┌──

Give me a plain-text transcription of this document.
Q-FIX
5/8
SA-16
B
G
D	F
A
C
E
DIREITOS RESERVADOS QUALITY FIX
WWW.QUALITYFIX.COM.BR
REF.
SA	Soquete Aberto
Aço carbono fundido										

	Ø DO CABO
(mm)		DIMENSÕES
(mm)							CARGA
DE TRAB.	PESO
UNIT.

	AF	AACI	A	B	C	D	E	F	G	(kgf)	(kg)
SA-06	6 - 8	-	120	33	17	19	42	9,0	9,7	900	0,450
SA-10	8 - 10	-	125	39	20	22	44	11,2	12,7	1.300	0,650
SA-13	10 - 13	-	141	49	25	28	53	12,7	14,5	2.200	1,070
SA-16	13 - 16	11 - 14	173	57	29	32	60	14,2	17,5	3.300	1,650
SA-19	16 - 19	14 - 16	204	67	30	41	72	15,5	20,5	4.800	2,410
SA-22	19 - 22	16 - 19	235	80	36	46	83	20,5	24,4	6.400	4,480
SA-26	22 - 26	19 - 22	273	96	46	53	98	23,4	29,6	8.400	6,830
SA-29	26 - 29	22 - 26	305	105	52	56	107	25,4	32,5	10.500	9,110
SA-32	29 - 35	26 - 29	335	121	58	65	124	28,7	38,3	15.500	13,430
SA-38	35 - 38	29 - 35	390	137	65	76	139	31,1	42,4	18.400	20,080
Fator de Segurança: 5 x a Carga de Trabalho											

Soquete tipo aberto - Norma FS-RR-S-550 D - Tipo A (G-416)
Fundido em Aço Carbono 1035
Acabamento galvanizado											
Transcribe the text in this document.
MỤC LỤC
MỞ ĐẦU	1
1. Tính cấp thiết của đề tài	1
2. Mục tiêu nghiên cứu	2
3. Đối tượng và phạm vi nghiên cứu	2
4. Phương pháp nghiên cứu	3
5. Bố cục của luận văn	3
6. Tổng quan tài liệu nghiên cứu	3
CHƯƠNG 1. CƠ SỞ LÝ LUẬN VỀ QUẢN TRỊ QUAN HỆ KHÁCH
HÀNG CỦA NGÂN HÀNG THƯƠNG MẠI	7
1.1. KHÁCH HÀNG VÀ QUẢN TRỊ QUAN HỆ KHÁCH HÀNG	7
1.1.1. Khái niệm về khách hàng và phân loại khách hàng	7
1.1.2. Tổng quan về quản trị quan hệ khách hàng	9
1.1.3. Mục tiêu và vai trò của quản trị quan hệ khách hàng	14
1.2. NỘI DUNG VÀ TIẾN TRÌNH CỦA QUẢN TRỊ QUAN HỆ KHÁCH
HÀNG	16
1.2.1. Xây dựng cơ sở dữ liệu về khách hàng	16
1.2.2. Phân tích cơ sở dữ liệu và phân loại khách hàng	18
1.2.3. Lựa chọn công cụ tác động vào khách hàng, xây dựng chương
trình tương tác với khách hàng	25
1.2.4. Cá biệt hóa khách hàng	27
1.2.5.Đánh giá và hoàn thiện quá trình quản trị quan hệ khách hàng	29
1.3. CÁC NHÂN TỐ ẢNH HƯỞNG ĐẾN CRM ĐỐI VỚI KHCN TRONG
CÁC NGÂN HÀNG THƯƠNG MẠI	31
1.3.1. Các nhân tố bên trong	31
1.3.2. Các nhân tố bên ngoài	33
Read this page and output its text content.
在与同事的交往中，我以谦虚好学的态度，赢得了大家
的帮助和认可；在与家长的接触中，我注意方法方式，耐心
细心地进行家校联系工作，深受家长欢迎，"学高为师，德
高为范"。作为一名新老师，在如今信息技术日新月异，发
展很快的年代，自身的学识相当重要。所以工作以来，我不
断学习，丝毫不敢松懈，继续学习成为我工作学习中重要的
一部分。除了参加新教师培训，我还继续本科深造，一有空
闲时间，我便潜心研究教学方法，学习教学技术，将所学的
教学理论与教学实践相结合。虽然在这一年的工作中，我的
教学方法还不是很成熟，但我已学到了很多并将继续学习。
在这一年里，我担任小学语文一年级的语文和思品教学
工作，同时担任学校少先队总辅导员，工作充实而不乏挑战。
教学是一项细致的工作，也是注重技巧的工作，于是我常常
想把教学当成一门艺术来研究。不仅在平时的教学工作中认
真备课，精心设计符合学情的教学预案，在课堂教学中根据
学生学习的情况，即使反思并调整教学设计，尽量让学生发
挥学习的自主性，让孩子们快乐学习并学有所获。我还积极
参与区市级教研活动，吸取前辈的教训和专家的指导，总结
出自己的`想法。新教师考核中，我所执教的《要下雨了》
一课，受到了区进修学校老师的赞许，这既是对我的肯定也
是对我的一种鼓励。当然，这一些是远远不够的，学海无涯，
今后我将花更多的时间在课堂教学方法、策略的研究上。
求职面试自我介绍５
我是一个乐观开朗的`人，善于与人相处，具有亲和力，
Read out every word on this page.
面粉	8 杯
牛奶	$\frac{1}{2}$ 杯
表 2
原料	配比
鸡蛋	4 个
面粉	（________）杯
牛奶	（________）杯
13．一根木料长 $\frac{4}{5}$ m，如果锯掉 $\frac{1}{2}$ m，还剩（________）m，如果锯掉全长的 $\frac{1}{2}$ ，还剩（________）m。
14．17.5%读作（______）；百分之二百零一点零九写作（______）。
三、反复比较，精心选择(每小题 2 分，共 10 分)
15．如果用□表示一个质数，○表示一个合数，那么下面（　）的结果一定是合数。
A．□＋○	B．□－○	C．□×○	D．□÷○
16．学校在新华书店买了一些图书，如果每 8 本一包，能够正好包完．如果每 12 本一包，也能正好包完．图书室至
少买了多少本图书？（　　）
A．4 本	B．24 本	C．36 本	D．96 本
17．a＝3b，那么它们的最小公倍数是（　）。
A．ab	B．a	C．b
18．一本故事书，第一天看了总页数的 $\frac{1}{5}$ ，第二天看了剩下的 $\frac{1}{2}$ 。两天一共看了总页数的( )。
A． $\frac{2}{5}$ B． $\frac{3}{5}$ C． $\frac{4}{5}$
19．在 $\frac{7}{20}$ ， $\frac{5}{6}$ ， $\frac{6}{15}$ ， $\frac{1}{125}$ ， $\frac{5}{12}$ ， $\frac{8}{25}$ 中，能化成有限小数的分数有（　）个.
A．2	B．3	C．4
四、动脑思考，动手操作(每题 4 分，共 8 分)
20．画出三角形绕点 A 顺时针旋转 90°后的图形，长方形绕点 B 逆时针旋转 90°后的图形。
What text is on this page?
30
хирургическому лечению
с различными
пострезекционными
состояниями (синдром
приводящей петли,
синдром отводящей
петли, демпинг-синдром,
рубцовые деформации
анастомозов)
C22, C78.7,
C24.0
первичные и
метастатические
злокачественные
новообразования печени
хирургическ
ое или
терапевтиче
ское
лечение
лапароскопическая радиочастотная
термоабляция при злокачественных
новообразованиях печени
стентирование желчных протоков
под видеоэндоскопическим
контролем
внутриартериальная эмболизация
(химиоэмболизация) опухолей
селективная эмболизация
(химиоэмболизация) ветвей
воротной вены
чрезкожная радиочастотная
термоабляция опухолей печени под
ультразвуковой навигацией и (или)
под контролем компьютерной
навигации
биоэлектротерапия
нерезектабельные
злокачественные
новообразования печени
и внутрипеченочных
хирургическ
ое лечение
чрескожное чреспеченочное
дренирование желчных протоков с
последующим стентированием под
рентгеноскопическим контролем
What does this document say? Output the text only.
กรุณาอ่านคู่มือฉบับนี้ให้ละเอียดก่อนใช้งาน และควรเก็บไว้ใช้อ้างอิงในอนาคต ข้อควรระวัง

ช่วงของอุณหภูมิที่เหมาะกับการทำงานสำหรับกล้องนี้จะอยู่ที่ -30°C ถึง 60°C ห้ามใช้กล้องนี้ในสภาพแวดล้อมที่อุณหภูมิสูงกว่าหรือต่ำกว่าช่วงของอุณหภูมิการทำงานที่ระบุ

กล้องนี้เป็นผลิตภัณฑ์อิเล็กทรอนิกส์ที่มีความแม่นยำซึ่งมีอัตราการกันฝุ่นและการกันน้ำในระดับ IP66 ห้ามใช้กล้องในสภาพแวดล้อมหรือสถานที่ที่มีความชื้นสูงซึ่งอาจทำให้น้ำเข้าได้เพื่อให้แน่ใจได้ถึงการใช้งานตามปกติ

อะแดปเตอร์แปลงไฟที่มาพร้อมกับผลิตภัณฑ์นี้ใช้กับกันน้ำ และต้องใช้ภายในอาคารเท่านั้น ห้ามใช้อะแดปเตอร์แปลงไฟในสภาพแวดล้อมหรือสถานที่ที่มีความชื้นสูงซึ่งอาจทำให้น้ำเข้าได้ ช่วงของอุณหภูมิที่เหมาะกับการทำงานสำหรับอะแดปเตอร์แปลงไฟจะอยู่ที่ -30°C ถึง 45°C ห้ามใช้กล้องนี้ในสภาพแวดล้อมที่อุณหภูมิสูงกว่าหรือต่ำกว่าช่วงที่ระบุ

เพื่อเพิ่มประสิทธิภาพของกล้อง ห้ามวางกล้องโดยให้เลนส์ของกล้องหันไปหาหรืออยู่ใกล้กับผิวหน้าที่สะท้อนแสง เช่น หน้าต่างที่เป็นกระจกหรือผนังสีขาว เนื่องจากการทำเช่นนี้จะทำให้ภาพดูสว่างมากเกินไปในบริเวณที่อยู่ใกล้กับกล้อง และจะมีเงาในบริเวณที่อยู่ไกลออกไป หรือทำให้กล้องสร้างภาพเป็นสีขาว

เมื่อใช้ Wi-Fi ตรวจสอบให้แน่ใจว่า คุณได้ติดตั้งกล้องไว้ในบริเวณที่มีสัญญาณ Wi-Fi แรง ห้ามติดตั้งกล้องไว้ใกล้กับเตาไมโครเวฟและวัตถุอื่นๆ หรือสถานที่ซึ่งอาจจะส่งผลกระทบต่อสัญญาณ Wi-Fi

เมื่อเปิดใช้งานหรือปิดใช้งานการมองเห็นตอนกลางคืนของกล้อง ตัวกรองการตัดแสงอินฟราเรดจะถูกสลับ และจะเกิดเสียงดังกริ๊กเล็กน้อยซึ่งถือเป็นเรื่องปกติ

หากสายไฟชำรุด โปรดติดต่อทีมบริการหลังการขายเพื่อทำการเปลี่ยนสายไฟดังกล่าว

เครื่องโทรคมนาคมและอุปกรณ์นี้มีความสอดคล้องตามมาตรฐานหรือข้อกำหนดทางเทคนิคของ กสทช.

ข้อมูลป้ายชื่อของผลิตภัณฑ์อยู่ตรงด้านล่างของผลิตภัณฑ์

└──

#### What is being asked
Note every line above where the string "термоабляция" shows up, and copy those lines.

#### Result of the task
термоабляция при злокачественных
термоабляция опухолей печени под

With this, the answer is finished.